▶ **The request**: Nothing should be left out: output all of the entries exactly.

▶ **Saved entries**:
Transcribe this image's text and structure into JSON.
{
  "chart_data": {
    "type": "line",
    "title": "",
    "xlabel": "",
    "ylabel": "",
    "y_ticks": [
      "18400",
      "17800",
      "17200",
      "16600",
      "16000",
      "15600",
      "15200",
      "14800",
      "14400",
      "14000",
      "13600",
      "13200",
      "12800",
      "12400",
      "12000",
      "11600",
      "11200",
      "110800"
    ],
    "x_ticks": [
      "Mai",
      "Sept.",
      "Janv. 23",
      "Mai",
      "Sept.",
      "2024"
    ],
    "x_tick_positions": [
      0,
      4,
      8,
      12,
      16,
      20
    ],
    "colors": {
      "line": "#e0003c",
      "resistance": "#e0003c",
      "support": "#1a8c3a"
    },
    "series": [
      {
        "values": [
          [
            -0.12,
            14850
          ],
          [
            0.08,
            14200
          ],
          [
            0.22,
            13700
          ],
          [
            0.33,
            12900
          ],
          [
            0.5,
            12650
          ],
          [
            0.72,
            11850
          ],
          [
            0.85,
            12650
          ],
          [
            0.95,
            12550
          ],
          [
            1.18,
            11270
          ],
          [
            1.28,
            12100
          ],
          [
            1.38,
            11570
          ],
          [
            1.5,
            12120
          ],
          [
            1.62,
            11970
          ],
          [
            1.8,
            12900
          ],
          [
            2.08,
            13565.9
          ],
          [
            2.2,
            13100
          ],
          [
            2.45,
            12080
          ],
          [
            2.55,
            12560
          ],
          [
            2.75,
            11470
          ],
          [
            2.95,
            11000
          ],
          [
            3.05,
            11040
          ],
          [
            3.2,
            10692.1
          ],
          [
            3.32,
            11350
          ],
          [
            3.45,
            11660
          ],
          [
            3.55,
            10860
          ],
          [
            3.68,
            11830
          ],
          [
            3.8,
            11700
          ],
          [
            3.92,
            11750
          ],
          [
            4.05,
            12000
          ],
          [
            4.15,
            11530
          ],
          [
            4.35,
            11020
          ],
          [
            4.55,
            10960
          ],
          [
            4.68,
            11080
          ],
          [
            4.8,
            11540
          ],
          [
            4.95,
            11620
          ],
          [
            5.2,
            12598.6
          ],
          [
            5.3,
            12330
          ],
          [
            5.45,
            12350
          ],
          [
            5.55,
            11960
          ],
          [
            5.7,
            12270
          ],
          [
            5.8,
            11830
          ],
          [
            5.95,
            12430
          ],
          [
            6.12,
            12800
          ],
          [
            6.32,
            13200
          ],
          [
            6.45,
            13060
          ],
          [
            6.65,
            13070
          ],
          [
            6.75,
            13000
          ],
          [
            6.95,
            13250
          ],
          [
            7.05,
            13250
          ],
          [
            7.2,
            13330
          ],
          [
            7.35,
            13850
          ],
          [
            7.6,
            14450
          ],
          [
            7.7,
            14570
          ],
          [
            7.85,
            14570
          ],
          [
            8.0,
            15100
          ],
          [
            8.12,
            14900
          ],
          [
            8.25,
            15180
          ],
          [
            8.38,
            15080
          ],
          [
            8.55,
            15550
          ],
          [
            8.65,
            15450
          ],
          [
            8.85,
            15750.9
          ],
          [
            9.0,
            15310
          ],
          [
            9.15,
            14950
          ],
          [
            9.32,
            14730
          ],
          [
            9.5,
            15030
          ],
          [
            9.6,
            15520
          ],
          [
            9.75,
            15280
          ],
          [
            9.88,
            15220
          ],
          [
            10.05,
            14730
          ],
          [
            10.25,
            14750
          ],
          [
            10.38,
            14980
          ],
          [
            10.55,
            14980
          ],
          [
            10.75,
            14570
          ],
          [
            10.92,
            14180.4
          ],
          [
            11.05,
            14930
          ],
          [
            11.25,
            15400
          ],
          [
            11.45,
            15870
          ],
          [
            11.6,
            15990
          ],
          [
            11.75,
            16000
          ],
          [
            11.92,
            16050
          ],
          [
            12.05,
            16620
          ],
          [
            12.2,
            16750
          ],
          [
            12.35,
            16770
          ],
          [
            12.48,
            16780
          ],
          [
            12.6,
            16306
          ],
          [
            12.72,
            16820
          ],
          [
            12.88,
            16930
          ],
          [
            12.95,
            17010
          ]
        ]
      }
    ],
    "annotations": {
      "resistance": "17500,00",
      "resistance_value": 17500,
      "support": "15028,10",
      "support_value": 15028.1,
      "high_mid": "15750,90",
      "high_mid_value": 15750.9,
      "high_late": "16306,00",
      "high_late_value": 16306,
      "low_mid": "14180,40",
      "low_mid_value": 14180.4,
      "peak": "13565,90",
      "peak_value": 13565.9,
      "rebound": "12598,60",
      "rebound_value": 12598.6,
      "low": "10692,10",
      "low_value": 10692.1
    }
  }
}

▶ **Complete answer**:
Transcribe this image's text and structure into JSON.
{
  "chart_data": {
    "type": "line",
    "title": "",
    "xlabel": "",
    "ylabel": "",
    "y_ticks": [
      "18400",
      "17800",
      "17200",
      "16600",
      "16000",
      "15600",
      "15200",
      "14800",
      "14400",
      "14000",
      "13600",
      "13200",
      "12800",
      "12400",
      "12000",
      "11600",
      "11200",
      "110800"
    ],
    "x_ticks": [
      "Mai",
      "Sept.",
      "Janv. 23",
      "Mai",
      "Sept.",
      "2024"
    ],
    "x_tick_positions": [
      0,
      4,
      8,
      12,
      16,
      20
    ],
    "colors": {
      "line": "#e0003c",
      "resistance": "#e0003c",
      "support": "#1a8c3a"
    },
    "series": [
      {
        "values": [
          [
            -0.12,
            14850
          ],
          [
            0.08,
            14200
          ],
          [
            0.22,
            13700
          ],
          [
            0.33,
            12900
          ],
          [
            0.5,
            12650
          ],
          [
            0.72,
            11850
          ],
          [
            0.85,
            12650
          ],
          [
            0.95,
            12550
          ],
          [
            1.18,
            11270
          ],
          [
            1.28,
            12100
          ],
          [
            1.38,
            11570
          ],
          [
            1.5,
            12120
          ],
          [
            1.62,
            11970
          ],
          [
            1.8,
            12900
          ],
          [
            2.08,
            13565.9
          ],
          [
            2.2,
            13100
          ],
          [
            2.45,
            12080
          ],
          [
            2.55,
            12560
          ],
          [
            2.75,
            11470
          ],
          [
            2.95,
            11000
          ],
          [
            3.05,
            11040
          ],
          [
            3.2,
            10692.1
          ],
          [
            3.32,
            11350
          ],
          [
            3.45,
            11660
          ],
          [
            3.55,
            10860
          ],
          [
            3.68,
            11830
          ],
          [
            3.8,
            11700
          ],
          [
            3.92,
            11750
          ],
          [
            4.05,
            12000
          ],
          [
            4.15,
            11530
          ],
          [
            4.35,
            11020
          ],
          [
            4.55,
            10960
          ],
          [
            4.68,
            11080
          ],
          [
            4.8,
            11540
          ],
          [
            4.95,
            11620
          ],
          [
            5.2,
            12598.6
          ],
          [
            5.3,
            12330
          ],
          [
            5.45,
            12350
          ],
          [
            5.55,
            11960
          ],
          [
            5.7,
            12270
          ],
          [
            5.8,
            11830
          ],
          [
            5.95,
            12430
          ],
          [
            6.12,
            12800
          ],
          [
            6.32,
            13200
          ],
          [
            6.45,
            13060
          ],
          [
            6.65,
            13070
          ],
          [
            6.75,
            13000
          ],
          [
            6.95,
            13250
          ],
          [
            7.05,
            13250
          ],
          [
            7.2,
            13330
          ],
          [
            7.35,
            13850
          ],
          [
            7.6,
            14450
          ],
          [
            7.7,
            14570
          ],
          [
            7.85,
            14570
          ],
          [
            8.0,
            15100
          ],
          [
            8.12,
            14900
          ],
          [
            8.25,
            15180
          ],
          [
            8.38,
            15080
          ],
          [
            8.55,
            15550
          ],
          [
            8.65,
            15450
          ],
          [
            8.85,
            15750.9
          ],
          [
            9.0,
            15310
          ],
          [
            9.15,
            14950
          ],
          [
            9.32,
            14730
          ],
          [
            9.5,
            15030
          ],
          [
            9.6,
            15520
          ],
          [
            9.75,
            15280
          ],
          [
            9.88,
            15220
          ],
          [
            10.05,
            14730
          ],
          [
            10.25,
            14750
          ],
          [
            10.38,
            14980
          ],
          [
            10.55,
            14980
          ],
          [
            10.75,
            14570
          ],
          [
            10.92,
            14180.4
          ],
          [
            11.05,
            14930
          ],
          [
            11.25,
            15400
          ],
          [
            11.45,
            15870
          ],
          [
            11.6,
            15990
          ],
          [
            11.75,
            16000
          ],
          [
            11.92,
            16050
          ],
          [
            12.05,
            16620
          ],
          [
            12.2,
            16750
          ],
          [
            12.35,
            16770
          ],
          [
            12.48,
            16780
          ],
          [
            12.6,
            16306
          ],
          [
            12.72,
            16820
          ],
          [
            12.88,
            16930
          ],
          [
            12.95,
            17010
          ]
        ]
      }
    ],
    "annotations": {
      "resistance": "17500,00",
      "resistance_value": 17500,
      "support": "15028,10",
      "support_value": 15028.1,
      "high_mid": "15750,90",
      "high_mid_value": 15750.9,
      "high_late": "16306,00",
      "high_late_value": 16306,
      "low_mid": "14180,40",
      "low_mid_value": 14180.4,
      "peak": "13565,90",
      "peak_value": 13565.9,
      "rebound": "12598,60",
      "rebound_value": 12598.6,
      "low": "10692,10",
      "low_value": 10692.1
    }
  }
}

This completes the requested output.